Data supplied:

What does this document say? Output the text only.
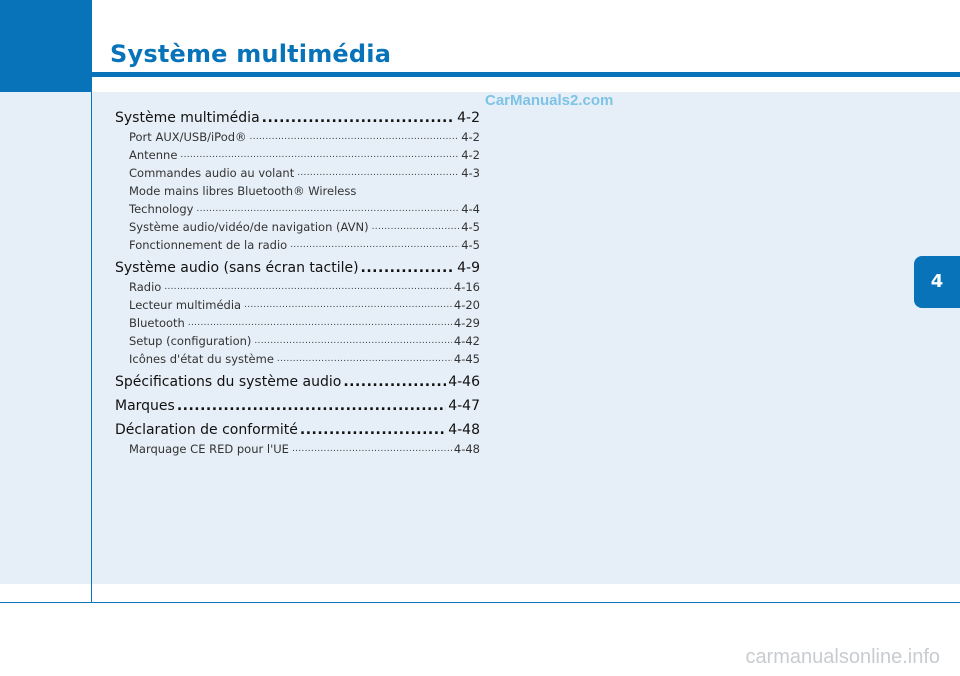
Système multimédia
4
CarManuals2.com
carmanualsonline.info
Système multimédia .....	4-2
Port AUX/USB/iPod® .....	4-2
Antenne .....	4-2
Commandes audio au volant .....	4-3
Mode mains libres Bluetooth® Wireless
Technology .....	4-4
Système audio/vidéo/de navigation (AVN) .....	4-5
Fonctionnement de la radio .....	4-5
Système audio (sans écran tactile) .....	4-9
Radio .....	4-16
Lecteur multimédia .....	4-20
Bluetooth .....	4-29
Setup (configuration) .....	4-42
Icônes d'état du système .....	4-45
Spécifications du système audio .....	4-46
Marques .....	4-47
Déclaration de conformité .....	4-48
Marquage CE RED pour l'UE .....	4-48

Task description:
Pull out each line containing the word "multimédia" and copy it.

Answer to the exercise:
Système multimédia
Système multimédia .....	4-2
Lecteur multimédia .....	4-20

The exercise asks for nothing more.